Collect and copy every line of the records below that contains the string "Yongho". Matching is case-sensitive.
********
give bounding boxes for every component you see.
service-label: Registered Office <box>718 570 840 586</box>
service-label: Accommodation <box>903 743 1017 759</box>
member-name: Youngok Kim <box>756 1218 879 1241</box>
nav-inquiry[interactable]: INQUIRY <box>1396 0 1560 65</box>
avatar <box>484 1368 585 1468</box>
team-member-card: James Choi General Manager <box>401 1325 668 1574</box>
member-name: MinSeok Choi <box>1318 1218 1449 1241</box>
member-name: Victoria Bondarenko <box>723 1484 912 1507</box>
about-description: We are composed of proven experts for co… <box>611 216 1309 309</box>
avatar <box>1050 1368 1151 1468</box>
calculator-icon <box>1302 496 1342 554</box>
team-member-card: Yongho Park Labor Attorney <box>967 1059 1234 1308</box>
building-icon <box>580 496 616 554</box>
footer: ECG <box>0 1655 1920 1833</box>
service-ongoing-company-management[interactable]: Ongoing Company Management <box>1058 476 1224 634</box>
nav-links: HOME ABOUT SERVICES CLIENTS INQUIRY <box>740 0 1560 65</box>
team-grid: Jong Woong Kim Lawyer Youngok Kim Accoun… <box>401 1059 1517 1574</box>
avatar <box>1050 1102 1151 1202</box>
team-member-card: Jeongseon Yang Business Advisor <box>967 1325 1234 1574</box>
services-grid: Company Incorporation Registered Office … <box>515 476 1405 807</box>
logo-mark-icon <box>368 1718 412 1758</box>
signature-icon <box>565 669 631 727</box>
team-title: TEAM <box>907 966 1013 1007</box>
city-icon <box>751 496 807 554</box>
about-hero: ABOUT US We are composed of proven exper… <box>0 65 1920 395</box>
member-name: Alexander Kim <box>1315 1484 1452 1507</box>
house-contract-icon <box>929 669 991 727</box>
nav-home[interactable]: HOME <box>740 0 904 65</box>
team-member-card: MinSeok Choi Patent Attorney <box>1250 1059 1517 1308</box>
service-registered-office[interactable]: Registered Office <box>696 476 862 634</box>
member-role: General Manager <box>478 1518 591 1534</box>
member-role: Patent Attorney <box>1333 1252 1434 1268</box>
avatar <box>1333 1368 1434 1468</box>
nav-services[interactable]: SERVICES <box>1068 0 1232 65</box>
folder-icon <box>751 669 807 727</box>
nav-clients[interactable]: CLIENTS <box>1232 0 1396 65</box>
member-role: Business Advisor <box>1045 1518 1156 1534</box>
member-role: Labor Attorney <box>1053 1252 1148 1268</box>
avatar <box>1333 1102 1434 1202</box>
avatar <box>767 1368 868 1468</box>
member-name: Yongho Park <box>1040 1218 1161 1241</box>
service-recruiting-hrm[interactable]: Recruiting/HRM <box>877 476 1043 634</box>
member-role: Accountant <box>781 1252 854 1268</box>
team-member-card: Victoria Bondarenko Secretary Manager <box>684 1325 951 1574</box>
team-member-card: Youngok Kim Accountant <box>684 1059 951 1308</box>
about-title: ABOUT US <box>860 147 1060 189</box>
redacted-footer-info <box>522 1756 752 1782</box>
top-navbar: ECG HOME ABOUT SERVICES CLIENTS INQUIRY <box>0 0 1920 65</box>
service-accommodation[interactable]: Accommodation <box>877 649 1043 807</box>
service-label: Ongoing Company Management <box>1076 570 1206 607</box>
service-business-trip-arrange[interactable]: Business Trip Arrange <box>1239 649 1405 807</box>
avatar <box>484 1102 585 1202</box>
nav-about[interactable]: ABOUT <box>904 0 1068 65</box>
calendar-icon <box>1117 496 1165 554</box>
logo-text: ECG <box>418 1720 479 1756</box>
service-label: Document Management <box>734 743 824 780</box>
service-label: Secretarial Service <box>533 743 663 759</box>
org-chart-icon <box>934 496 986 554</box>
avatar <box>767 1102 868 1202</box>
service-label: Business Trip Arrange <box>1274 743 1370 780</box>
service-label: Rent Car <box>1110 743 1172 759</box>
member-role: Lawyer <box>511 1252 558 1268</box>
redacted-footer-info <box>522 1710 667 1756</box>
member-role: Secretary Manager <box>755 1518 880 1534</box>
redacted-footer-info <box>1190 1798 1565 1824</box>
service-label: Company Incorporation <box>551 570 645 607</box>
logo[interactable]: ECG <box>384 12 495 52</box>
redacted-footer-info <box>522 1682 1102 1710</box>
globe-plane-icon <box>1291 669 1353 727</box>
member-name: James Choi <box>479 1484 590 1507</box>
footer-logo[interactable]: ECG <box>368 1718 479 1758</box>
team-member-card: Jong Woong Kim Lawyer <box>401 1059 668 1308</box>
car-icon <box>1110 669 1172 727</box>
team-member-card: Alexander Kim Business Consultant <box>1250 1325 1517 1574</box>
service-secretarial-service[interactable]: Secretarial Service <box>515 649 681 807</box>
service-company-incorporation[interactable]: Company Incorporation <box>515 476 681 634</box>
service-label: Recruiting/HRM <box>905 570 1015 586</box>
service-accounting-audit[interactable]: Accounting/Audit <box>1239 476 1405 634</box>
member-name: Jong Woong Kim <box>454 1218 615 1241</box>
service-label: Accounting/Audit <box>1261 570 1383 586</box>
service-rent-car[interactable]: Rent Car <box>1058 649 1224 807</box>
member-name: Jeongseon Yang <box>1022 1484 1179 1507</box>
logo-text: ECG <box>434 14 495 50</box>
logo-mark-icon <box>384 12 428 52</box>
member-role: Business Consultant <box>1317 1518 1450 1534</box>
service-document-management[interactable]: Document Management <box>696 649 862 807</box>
********
## EXERCISE RESPONSE
team-member-card: Yongho Park Labor Attorney <box>967 1059 1234 1308</box>
member-name: Yongho Park <box>1040 1218 1161 1241</box>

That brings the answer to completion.